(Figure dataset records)
-- begin --

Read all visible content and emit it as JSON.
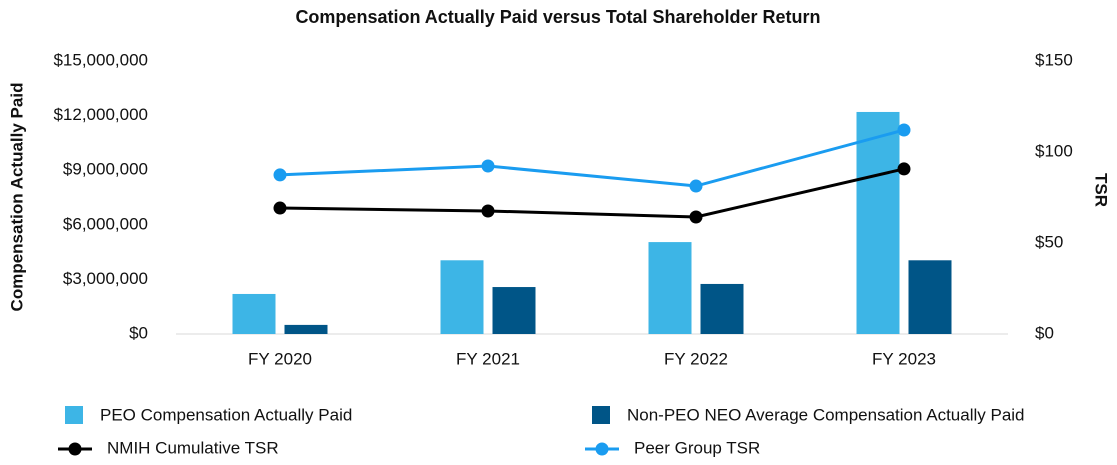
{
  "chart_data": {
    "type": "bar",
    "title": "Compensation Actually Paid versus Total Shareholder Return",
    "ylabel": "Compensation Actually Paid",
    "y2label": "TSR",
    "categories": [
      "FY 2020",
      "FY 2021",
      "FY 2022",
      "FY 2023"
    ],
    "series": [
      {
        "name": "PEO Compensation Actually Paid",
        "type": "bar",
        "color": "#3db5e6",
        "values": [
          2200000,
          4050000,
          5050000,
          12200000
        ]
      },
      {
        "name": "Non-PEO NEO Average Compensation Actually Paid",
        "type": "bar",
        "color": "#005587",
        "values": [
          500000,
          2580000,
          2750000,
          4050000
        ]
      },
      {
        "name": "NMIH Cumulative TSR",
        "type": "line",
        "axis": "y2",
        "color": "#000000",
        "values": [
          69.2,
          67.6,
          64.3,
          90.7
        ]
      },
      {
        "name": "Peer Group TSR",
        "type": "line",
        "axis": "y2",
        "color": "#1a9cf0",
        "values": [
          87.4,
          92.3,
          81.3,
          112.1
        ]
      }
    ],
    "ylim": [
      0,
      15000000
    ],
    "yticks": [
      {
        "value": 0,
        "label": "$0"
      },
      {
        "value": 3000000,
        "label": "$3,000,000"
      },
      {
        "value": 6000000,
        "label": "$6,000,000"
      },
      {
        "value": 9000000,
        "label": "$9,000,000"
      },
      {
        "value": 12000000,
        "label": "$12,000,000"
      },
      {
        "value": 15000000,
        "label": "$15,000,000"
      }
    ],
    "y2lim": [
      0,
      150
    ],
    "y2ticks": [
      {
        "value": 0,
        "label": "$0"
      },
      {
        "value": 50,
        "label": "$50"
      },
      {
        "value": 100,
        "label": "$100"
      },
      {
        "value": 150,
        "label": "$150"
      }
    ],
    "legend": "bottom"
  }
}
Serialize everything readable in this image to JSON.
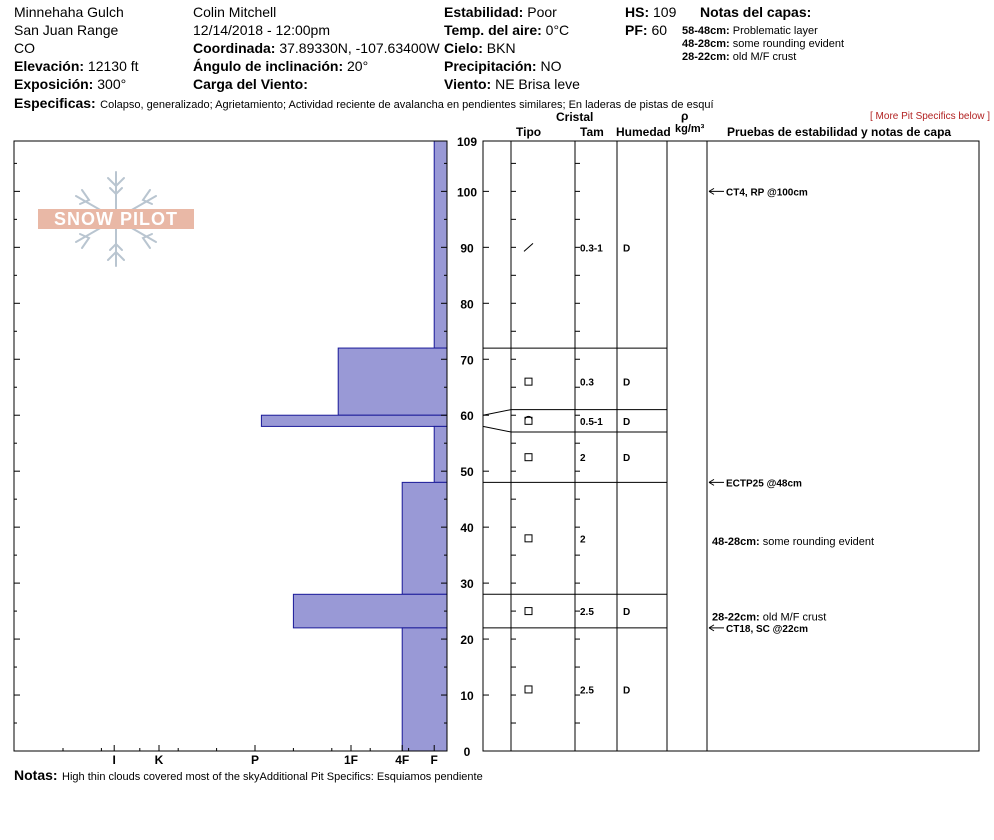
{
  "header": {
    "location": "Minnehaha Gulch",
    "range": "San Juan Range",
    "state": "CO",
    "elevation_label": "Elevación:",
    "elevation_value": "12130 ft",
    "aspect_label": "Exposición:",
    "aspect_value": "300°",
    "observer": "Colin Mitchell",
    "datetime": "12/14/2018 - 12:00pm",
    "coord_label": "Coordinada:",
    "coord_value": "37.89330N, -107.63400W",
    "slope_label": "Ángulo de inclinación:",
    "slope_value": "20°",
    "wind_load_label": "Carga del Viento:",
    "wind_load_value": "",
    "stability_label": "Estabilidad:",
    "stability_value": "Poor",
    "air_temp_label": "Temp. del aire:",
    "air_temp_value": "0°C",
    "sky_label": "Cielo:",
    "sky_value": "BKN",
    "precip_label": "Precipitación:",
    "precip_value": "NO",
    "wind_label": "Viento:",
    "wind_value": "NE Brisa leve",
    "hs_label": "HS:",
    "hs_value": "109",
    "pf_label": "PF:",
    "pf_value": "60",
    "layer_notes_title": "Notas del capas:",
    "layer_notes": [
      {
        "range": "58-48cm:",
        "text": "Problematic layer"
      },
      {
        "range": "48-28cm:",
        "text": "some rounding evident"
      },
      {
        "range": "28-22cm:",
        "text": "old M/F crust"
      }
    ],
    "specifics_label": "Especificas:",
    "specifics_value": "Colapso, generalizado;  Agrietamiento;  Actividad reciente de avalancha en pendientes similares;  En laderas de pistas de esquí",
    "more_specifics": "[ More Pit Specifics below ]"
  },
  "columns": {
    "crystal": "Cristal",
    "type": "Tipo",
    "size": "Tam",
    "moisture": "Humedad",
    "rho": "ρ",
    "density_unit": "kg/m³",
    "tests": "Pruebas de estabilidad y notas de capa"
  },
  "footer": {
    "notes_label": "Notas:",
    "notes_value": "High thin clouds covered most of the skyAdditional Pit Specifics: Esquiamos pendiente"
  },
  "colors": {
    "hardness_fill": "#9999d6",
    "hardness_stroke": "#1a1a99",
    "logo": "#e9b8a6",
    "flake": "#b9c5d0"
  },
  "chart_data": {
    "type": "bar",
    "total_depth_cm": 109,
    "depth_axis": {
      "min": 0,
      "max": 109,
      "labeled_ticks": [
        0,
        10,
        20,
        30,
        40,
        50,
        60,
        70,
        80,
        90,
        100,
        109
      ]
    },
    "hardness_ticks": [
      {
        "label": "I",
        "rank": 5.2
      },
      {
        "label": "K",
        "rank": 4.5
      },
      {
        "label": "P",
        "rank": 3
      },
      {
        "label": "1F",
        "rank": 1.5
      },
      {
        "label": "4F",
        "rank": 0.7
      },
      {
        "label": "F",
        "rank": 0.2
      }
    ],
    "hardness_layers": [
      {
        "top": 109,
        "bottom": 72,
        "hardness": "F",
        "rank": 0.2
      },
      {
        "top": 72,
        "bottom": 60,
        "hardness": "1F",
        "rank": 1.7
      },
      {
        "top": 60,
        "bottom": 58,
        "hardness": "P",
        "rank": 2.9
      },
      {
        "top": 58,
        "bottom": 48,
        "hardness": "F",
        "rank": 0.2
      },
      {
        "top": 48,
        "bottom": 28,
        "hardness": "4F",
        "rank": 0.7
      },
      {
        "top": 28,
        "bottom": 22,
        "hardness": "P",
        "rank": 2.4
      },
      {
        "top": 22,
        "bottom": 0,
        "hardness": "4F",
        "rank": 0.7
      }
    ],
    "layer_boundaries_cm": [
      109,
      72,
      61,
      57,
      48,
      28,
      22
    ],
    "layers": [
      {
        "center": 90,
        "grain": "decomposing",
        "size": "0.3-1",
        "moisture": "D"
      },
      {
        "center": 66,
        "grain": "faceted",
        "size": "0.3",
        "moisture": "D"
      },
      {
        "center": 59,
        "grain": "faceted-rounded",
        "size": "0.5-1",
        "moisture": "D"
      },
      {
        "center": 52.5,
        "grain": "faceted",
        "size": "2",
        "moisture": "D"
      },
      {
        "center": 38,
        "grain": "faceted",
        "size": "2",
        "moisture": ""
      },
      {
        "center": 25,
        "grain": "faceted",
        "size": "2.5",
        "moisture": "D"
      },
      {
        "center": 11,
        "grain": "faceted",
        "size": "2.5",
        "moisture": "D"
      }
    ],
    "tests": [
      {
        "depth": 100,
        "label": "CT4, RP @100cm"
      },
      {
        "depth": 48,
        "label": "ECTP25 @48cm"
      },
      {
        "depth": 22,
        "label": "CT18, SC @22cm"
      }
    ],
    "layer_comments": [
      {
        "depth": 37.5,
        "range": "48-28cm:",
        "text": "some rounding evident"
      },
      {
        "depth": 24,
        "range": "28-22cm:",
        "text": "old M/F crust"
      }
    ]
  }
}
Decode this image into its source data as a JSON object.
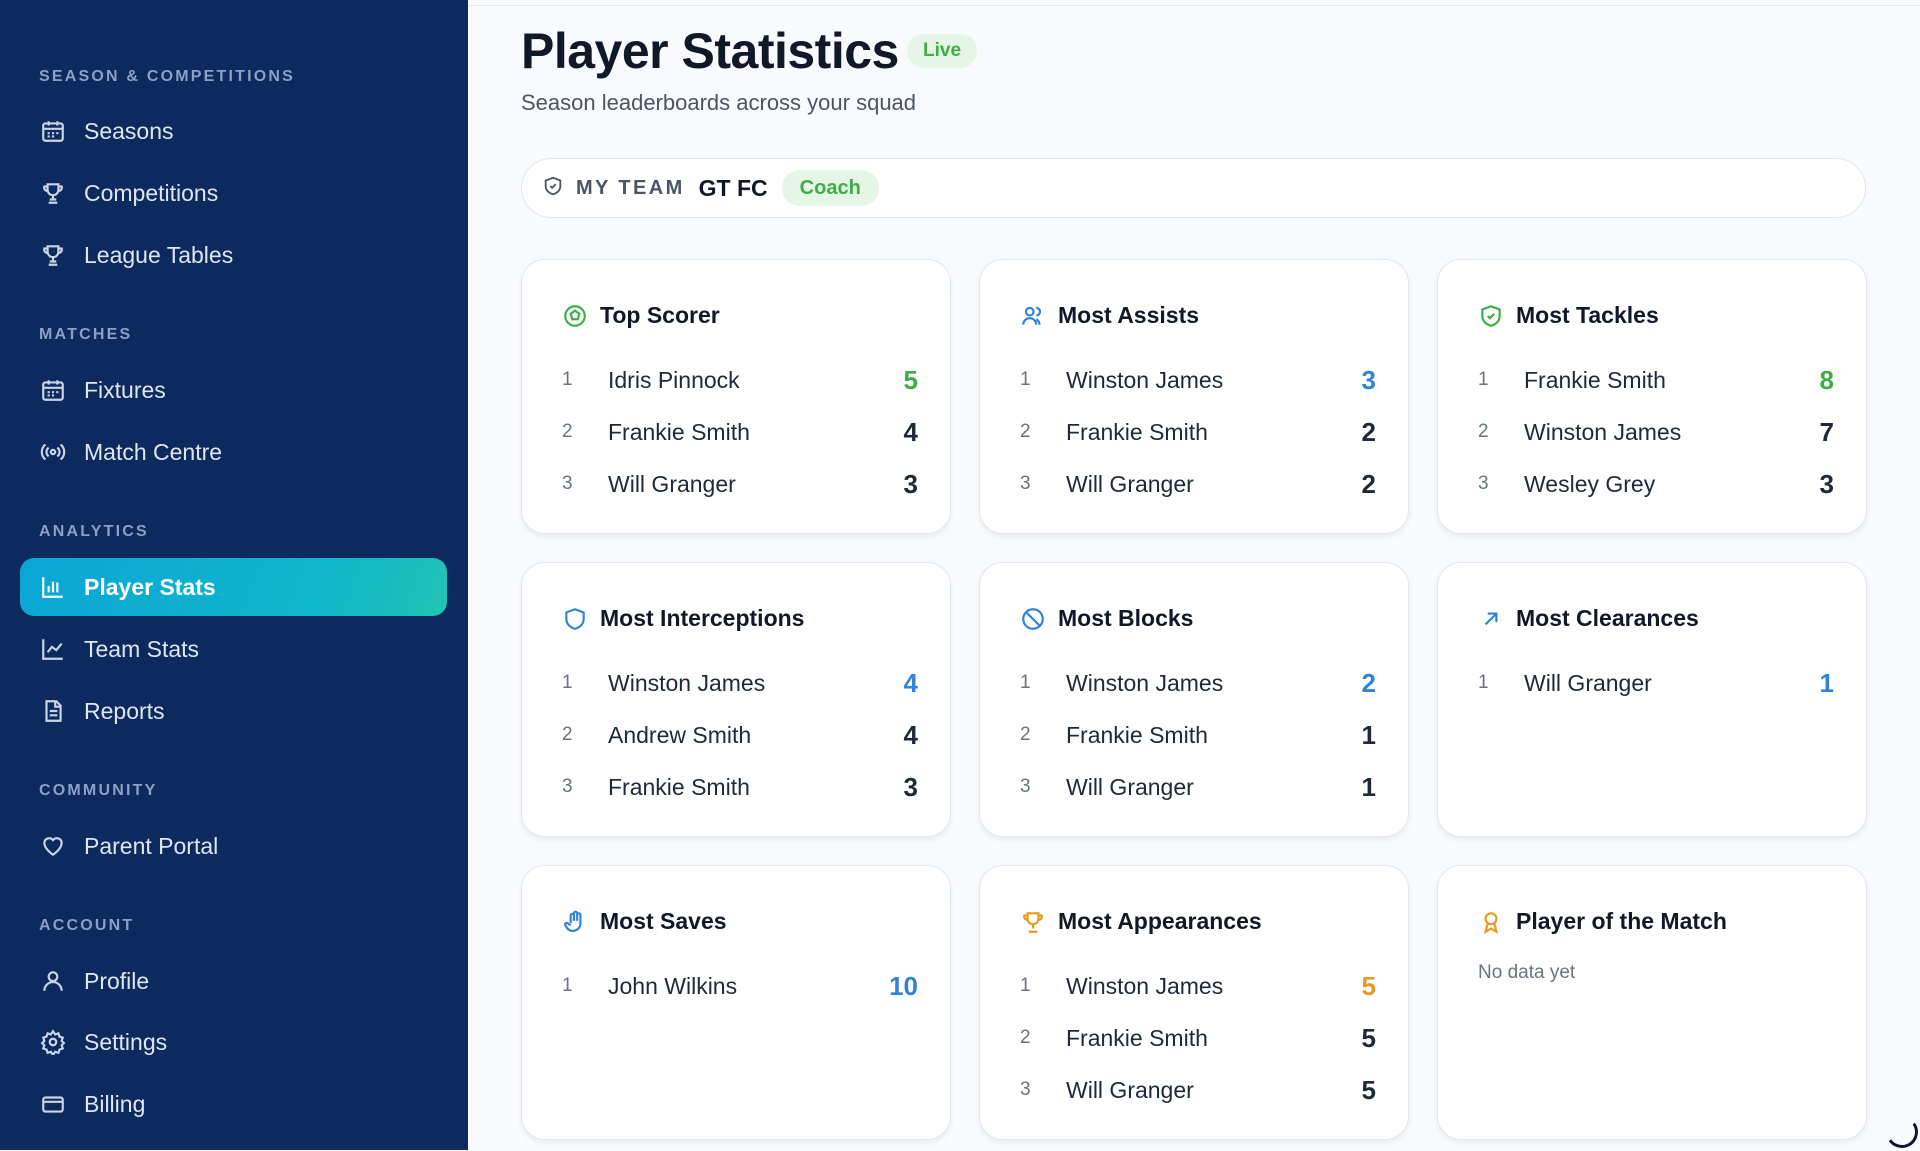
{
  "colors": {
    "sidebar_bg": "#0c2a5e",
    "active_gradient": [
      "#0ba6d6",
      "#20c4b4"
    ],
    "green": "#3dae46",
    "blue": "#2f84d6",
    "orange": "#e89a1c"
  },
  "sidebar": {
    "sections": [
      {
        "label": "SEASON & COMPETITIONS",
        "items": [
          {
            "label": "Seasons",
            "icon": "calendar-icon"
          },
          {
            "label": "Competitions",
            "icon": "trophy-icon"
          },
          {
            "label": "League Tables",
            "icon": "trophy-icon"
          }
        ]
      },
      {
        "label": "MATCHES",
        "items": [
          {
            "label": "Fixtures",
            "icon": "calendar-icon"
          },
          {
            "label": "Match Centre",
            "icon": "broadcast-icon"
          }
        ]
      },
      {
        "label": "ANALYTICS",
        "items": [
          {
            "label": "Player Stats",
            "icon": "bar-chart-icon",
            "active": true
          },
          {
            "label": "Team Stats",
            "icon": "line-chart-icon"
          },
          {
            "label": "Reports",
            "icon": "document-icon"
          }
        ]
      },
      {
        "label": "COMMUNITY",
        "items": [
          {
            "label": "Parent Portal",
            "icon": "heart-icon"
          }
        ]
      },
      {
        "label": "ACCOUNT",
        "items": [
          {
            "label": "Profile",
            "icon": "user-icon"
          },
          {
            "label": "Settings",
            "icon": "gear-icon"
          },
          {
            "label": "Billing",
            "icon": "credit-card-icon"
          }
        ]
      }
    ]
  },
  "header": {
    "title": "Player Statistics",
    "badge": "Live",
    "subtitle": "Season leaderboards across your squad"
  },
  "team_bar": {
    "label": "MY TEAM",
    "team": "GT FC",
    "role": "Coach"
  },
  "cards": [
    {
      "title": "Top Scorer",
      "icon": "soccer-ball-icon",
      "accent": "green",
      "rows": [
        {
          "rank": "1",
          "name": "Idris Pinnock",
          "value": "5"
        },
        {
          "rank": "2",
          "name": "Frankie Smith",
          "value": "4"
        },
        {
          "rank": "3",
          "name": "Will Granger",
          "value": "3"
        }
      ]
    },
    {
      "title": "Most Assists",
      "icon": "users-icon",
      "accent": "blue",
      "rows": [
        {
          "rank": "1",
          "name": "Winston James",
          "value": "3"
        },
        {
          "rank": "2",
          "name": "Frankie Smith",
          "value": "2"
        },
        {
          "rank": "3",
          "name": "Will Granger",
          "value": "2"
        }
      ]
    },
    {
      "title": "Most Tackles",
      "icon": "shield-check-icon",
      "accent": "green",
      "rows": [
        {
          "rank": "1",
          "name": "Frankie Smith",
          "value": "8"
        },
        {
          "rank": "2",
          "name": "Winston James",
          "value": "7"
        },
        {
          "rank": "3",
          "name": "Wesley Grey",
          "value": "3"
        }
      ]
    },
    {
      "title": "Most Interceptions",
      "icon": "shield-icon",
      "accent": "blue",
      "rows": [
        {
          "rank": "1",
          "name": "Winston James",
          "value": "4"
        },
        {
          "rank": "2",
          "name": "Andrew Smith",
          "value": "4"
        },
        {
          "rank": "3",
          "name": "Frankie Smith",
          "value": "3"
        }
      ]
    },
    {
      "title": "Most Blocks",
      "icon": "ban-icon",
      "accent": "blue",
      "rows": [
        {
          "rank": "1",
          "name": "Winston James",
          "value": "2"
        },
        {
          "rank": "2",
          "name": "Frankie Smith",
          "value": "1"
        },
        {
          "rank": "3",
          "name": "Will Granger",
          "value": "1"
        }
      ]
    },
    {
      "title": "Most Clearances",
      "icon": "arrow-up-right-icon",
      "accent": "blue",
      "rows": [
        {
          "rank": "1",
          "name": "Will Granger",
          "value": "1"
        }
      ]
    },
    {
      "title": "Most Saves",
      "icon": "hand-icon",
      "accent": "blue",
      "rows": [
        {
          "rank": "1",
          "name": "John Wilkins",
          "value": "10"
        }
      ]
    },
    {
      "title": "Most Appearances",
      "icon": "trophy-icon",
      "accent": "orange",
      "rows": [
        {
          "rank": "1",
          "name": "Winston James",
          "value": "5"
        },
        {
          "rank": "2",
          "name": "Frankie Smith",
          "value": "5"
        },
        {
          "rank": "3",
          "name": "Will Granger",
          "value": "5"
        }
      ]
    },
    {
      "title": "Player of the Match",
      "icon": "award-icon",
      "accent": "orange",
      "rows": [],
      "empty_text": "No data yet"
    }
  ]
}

-- end --

» Work to complete: Report each line in the preceding entries that holds the string "image".

» Finished exercise:
Serialize everything readable in this image to JSON.
Decode this image into its source data as a JSON object.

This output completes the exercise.